**THE REQUEST**
Find each line with the string "title" and report it.

◇ ◇ ◇ ◇

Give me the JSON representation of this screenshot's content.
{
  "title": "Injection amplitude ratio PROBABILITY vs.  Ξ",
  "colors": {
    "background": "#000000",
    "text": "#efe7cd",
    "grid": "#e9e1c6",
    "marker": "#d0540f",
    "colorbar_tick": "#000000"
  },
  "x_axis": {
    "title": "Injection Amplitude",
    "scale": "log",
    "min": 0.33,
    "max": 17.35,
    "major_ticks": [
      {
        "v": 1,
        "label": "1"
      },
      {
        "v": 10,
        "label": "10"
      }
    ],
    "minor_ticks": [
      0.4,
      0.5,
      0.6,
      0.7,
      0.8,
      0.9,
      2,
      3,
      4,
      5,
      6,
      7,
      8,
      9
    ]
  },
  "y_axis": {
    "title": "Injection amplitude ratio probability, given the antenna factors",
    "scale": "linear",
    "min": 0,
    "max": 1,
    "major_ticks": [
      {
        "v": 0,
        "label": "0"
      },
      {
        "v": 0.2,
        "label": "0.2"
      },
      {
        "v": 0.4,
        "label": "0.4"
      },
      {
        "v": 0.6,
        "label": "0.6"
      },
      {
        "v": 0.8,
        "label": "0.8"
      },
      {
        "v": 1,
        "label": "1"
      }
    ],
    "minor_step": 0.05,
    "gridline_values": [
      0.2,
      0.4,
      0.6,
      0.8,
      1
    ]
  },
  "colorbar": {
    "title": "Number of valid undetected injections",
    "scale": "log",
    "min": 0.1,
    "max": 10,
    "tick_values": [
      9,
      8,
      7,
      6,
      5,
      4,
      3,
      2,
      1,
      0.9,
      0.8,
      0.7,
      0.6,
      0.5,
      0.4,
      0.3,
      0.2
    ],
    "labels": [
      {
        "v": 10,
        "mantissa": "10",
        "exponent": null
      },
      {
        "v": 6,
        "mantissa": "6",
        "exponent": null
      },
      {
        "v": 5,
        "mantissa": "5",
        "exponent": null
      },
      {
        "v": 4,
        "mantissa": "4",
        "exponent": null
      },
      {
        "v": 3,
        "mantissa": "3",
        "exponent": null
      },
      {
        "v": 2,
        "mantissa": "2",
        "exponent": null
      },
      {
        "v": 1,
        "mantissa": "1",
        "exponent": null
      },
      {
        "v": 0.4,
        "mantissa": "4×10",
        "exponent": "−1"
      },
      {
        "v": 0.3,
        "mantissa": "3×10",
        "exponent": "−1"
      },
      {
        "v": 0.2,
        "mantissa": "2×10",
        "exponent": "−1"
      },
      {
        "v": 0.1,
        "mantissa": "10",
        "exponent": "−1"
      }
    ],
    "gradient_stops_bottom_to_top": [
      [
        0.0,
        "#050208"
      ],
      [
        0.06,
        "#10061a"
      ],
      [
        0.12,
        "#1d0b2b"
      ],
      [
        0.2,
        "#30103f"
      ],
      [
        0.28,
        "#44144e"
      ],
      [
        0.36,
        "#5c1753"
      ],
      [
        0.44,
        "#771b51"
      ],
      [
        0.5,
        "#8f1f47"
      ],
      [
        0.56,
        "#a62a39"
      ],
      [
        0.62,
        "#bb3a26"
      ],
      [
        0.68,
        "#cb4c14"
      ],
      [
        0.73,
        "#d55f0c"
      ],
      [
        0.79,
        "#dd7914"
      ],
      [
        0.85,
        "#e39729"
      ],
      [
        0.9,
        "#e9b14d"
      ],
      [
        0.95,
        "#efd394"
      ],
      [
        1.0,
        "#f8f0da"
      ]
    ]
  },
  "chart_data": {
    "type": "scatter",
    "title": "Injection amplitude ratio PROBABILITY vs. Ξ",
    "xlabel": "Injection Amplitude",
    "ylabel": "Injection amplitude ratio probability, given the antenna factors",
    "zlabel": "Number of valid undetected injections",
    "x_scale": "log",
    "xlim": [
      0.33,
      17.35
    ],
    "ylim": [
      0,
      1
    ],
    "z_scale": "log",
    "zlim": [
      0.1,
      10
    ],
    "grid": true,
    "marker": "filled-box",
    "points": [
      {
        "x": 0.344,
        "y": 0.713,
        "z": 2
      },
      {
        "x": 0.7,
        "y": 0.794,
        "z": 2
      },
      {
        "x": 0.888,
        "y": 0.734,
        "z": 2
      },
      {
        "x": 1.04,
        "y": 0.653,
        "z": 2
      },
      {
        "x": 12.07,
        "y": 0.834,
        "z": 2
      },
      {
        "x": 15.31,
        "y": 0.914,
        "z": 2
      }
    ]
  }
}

◇ ◇ ◇ ◇

**SOLUTION FOR THIS EXERCISE**
  "title": "Injection amplitude ratio PROBABILITY vs.  Ξ",
    "title": "Injection Amplitude",
    "title": "Injection amplitude ratio probability, given the antenna factors",
    "title": "Number of valid undetected injections",
    "title": "Injection amplitude ratio PROBABILITY vs. Ξ",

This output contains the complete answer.